[Figure dataset records]

>>>

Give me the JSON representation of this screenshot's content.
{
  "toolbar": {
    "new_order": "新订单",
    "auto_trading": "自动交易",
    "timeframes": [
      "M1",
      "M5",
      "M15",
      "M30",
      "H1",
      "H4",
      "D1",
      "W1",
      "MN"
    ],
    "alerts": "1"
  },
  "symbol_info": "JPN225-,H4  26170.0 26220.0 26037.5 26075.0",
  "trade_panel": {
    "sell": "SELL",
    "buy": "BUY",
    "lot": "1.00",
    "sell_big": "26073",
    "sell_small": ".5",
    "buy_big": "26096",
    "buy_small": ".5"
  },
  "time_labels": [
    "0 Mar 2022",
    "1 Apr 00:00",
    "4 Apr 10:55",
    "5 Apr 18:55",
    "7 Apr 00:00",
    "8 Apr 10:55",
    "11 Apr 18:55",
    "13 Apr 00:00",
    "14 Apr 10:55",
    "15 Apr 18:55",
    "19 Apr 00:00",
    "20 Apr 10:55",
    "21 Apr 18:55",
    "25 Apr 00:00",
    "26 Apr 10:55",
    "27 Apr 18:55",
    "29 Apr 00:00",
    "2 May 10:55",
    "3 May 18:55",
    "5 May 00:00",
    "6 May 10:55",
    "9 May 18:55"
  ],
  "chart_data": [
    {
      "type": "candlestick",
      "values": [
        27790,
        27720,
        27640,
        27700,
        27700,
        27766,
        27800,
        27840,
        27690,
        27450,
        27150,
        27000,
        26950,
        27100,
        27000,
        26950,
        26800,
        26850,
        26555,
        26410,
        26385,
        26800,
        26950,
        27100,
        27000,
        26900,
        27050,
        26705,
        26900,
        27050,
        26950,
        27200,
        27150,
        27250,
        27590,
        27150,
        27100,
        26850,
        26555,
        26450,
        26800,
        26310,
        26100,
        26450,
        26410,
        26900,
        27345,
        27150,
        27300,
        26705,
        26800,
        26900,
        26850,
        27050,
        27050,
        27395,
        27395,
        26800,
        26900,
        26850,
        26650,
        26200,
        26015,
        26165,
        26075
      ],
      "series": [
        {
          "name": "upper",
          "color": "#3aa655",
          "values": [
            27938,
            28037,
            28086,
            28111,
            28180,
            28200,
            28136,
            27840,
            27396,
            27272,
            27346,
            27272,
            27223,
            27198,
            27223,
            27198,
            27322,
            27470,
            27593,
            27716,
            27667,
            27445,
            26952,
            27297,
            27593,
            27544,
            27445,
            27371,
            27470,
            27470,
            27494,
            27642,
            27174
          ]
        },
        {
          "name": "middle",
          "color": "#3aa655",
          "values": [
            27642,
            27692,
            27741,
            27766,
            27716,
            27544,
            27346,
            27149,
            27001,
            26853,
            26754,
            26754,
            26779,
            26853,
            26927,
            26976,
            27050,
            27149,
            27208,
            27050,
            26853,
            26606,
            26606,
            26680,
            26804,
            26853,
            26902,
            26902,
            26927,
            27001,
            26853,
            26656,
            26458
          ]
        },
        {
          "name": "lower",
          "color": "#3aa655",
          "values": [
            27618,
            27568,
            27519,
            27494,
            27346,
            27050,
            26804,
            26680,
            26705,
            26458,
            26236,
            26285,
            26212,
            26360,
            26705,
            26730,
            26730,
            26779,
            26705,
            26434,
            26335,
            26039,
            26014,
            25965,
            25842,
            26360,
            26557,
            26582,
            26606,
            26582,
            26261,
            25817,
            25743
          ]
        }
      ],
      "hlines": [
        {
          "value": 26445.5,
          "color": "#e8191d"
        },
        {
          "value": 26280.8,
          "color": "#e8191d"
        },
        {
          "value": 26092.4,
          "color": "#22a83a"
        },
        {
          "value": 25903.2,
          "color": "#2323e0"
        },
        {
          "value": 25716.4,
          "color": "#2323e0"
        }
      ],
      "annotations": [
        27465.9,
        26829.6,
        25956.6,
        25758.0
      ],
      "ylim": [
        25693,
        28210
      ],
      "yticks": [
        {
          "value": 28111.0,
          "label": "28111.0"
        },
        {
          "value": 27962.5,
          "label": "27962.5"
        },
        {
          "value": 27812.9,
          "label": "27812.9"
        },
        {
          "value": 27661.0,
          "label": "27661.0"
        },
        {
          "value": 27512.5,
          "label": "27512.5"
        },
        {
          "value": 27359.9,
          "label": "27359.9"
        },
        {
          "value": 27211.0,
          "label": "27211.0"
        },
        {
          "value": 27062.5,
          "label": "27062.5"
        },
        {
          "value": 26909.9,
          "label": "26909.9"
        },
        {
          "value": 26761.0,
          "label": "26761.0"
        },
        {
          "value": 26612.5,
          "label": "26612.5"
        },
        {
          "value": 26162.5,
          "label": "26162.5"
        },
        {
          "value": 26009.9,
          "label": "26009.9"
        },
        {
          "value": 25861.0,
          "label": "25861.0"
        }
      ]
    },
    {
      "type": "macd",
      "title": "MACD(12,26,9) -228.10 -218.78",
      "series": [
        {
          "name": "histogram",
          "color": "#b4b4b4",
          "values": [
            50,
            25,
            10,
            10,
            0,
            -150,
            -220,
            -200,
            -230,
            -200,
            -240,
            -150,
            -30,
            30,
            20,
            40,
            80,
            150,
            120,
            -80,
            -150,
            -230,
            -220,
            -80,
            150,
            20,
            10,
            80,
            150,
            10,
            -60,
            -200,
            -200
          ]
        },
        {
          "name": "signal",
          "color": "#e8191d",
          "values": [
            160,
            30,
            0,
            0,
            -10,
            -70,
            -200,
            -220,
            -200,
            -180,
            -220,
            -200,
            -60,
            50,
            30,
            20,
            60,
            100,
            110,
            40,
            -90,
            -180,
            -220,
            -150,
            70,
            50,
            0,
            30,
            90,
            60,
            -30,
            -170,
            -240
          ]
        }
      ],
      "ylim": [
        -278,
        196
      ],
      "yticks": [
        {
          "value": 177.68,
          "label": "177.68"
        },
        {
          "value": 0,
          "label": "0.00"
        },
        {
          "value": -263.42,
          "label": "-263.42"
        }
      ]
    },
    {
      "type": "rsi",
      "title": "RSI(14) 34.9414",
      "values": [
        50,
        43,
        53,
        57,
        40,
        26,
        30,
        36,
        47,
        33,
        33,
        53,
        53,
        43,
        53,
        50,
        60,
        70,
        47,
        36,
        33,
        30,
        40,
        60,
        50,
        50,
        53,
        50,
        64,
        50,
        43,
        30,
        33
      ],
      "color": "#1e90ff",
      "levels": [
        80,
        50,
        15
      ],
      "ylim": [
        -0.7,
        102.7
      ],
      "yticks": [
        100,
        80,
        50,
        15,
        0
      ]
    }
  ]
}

<<<

§ **EXERCISE PROMPT**: Copy each record from above without leaving any out.

§ **RESULT OF THE EXERCISE**:
Give me the JSON representation of this screenshot's content.
{
  "toolbar": {
    "new_order": "新订单",
    "auto_trading": "自动交易",
    "timeframes": [
      "M1",
      "M5",
      "M15",
      "M30",
      "H1",
      "H4",
      "D1",
      "W1",
      "MN"
    ],
    "alerts": "1"
  },
  "symbol_info": "JPN225-,H4  26170.0 26220.0 26037.5 26075.0",
  "trade_panel": {
    "sell": "SELL",
    "buy": "BUY",
    "lot": "1.00",
    "sell_big": "26073",
    "sell_small": ".5",
    "buy_big": "26096",
    "buy_small": ".5"
  },
  "time_labels": [
    "0 Mar 2022",
    "1 Apr 00:00",
    "4 Apr 10:55",
    "5 Apr 18:55",
    "7 Apr 00:00",
    "8 Apr 10:55",
    "11 Apr 18:55",
    "13 Apr 00:00",
    "14 Apr 10:55",
    "15 Apr 18:55",
    "19 Apr 00:00",
    "20 Apr 10:55",
    "21 Apr 18:55",
    "25 Apr 00:00",
    "26 Apr 10:55",
    "27 Apr 18:55",
    "29 Apr 00:00",
    "2 May 10:55",
    "3 May 18:55",
    "5 May 00:00",
    "6 May 10:55",
    "9 May 18:55"
  ],
  "chart_data": [
    {
      "type": "candlestick",
      "values": [
        27790,
        27720,
        27640,
        27700,
        27700,
        27766,
        27800,
        27840,
        27690,
        27450,
        27150,
        27000,
        26950,
        27100,
        27000,
        26950,
        26800,
        26850,
        26555,
        26410,
        26385,
        26800,
        26950,
        27100,
        27000,
        26900,
        27050,
        26705,
        26900,
        27050,
        26950,
        27200,
        27150,
        27250,
        27590,
        27150,
        27100,
        26850,
        26555,
        26450,
        26800,
        26310,
        26100,
        26450,
        26410,
        26900,
        27345,
        27150,
        27300,
        26705,
        26800,
        26900,
        26850,
        27050,
        27050,
        27395,
        27395,
        26800,
        26900,
        26850,
        26650,
        26200,
        26015,
        26165,
        26075
      ],
      "series": [
        {
          "name": "upper",
          "color": "#3aa655",
          "values": [
            27938,
            28037,
            28086,
            28111,
            28180,
            28200,
            28136,
            27840,
            27396,
            27272,
            27346,
            27272,
            27223,
            27198,
            27223,
            27198,
            27322,
            27470,
            27593,
            27716,
            27667,
            27445,
            26952,
            27297,
            27593,
            27544,
            27445,
            27371,
            27470,
            27470,
            27494,
            27642,
            27174
          ]
        },
        {
          "name": "middle",
          "color": "#3aa655",
          "values": [
            27642,
            27692,
            27741,
            27766,
            27716,
            27544,
            27346,
            27149,
            27001,
            26853,
            26754,
            26754,
            26779,
            26853,
            26927,
            26976,
            27050,
            27149,
            27208,
            27050,
            26853,
            26606,
            26606,
            26680,
            26804,
            26853,
            26902,
            26902,
            26927,
            27001,
            26853,
            26656,
            26458
          ]
        },
        {
          "name": "lower",
          "color": "#3aa655",
          "values": [
            27618,
            27568,
            27519,
            27494,
            27346,
            27050,
            26804,
            26680,
            26705,
            26458,
            26236,
            26285,
            26212,
            26360,
            26705,
            26730,
            26730,
            26779,
            26705,
            26434,
            26335,
            26039,
            26014,
            25965,
            25842,
            26360,
            26557,
            26582,
            26606,
            26582,
            26261,
            25817,
            25743
          ]
        }
      ],
      "hlines": [
        {
          "value": 26445.5,
          "color": "#e8191d"
        },
        {
          "value": 26280.8,
          "color": "#e8191d"
        },
        {
          "value": 26092.4,
          "color": "#22a83a"
        },
        {
          "value": 25903.2,
          "color": "#2323e0"
        },
        {
          "value": 25716.4,
          "color": "#2323e0"
        }
      ],
      "annotations": [
        27465.9,
        26829.6,
        25956.6,
        25758.0
      ],
      "ylim": [
        25693,
        28210
      ],
      "yticks": [
        {
          "value": 28111.0,
          "label": "28111.0"
        },
        {
          "value": 27962.5,
          "label": "27962.5"
        },
        {
          "value": 27812.9,
          "label": "27812.9"
        },
        {
          "value": 27661.0,
          "label": "27661.0"
        },
        {
          "value": 27512.5,
          "label": "27512.5"
        },
        {
          "value": 27359.9,
          "label": "27359.9"
        },
        {
          "value": 27211.0,
          "label": "27211.0"
        },
        {
          "value": 27062.5,
          "label": "27062.5"
        },
        {
          "value": 26909.9,
          "label": "26909.9"
        },
        {
          "value": 26761.0,
          "label": "26761.0"
        },
        {
          "value": 26612.5,
          "label": "26612.5"
        },
        {
          "value": 26162.5,
          "label": "26162.5"
        },
        {
          "value": 26009.9,
          "label": "26009.9"
        },
        {
          "value": 25861.0,
          "label": "25861.0"
        }
      ]
    },
    {
      "type": "macd",
      "title": "MACD(12,26,9) -228.10 -218.78",
      "series": [
        {
          "name": "histogram",
          "color": "#b4b4b4",
          "values": [
            50,
            25,
            10,
            10,
            0,
            -150,
            -220,
            -200,
            -230,
            -200,
            -240,
            -150,
            -30,
            30,
            20,
            40,
            80,
            150,
            120,
            -80,
            -150,
            -230,
            -220,
            -80,
            150,
            20,
            10,
            80,
            150,
            10,
            -60,
            -200,
            -200
          ]
        },
        {
          "name": "signal",
          "color": "#e8191d",
          "values": [
            160,
            30,
            0,
            0,
            -10,
            -70,
            -200,
            -220,
            -200,
            -180,
            -220,
            -200,
            -60,
            50,
            30,
            20,
            60,
            100,
            110,
            40,
            -90,
            -180,
            -220,
            -150,
            70,
            50,
            0,
            30,
            90,
            60,
            -30,
            -170,
            -240
          ]
        }
      ],
      "ylim": [
        -278,
        196
      ],
      "yticks": [
        {
          "value": 177.68,
          "label": "177.68"
        },
        {
          "value": 0,
          "label": "0.00"
        },
        {
          "value": -263.42,
          "label": "-263.42"
        }
      ]
    },
    {
      "type": "rsi",
      "title": "RSI(14) 34.9414",
      "values": [
        50,
        43,
        53,
        57,
        40,
        26,
        30,
        36,
        47,
        33,
        33,
        53,
        53,
        43,
        53,
        50,
        60,
        70,
        47,
        36,
        33,
        30,
        40,
        60,
        50,
        50,
        53,
        50,
        64,
        50,
        43,
        30,
        33
      ],
      "color": "#1e90ff",
      "levels": [
        80,
        50,
        15
      ],
      "ylim": [
        -0.7,
        102.7
      ],
      "yticks": [
        100,
        80,
        50,
        15,
        0
      ]
    }
  ]
}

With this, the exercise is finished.